**WHAT YOU NEED TO DO**:
In the data below, find every line that has the string "dans", and copy it.

Saved entries
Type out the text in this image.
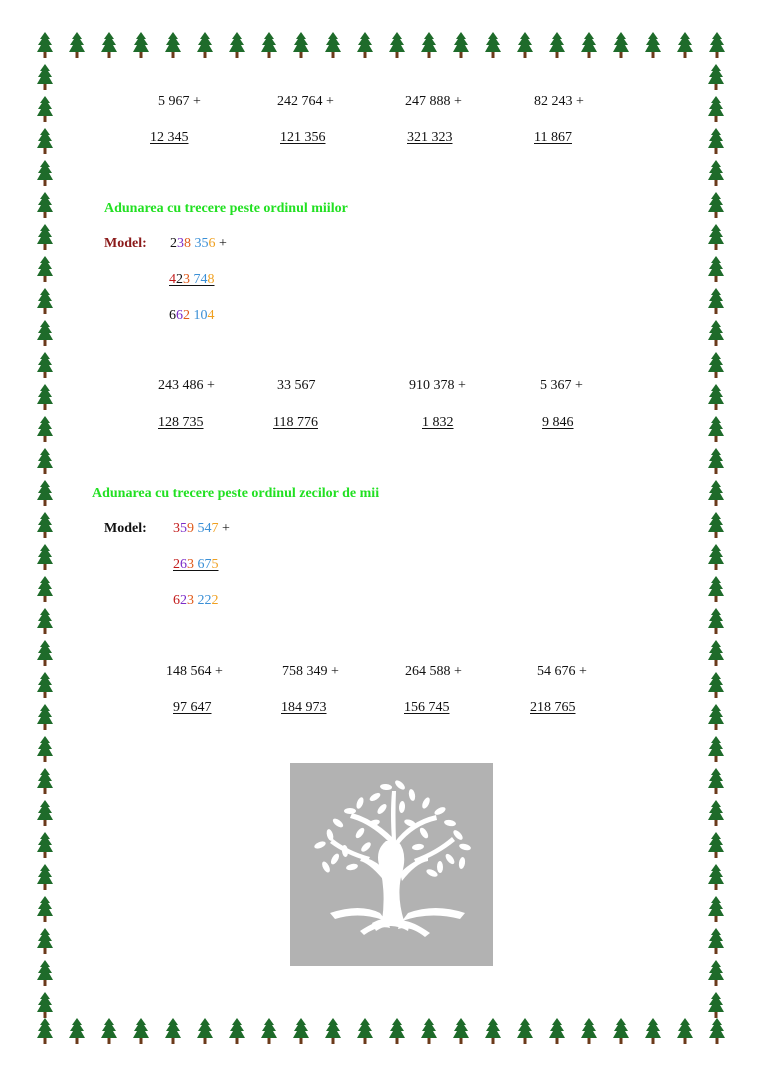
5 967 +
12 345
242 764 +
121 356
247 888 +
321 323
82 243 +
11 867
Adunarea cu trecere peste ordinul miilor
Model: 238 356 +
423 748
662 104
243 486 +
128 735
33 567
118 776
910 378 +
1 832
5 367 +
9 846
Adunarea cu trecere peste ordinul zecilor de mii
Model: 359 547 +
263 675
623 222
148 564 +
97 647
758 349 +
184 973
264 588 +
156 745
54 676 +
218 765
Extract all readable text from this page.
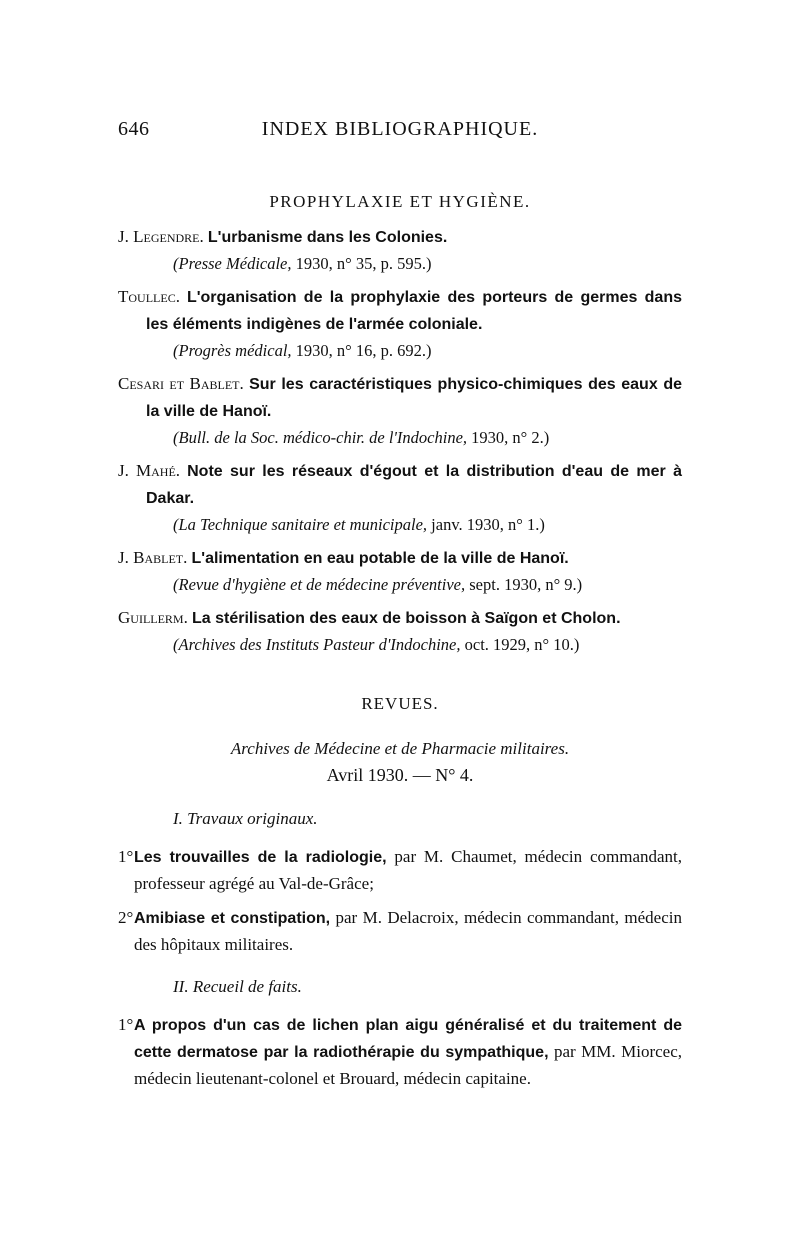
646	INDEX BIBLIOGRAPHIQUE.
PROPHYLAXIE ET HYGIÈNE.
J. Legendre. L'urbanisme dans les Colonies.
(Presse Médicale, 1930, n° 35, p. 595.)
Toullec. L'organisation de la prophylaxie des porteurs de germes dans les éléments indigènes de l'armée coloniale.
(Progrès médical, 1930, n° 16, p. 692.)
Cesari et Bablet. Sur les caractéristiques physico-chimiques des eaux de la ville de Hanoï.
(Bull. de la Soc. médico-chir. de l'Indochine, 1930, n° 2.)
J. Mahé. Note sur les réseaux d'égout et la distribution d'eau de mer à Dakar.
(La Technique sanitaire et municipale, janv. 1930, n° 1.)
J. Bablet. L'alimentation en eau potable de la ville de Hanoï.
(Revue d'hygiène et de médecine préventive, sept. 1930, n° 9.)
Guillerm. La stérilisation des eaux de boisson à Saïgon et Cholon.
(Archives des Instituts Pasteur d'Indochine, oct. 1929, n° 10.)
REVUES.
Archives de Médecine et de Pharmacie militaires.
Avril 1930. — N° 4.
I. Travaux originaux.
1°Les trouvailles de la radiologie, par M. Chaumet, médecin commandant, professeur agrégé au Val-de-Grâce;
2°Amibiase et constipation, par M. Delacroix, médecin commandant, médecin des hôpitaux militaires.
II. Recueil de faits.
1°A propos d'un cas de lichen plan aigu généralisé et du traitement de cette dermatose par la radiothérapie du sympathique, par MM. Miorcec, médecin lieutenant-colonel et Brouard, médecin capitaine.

**WRITTEN ANSWER**:
J. Legendre. L'urbanisme dans les Colonies.
Toullec. L'organisation de la prophylaxie des porteurs de germes dans les éléments indigènes de l'armée coloniale.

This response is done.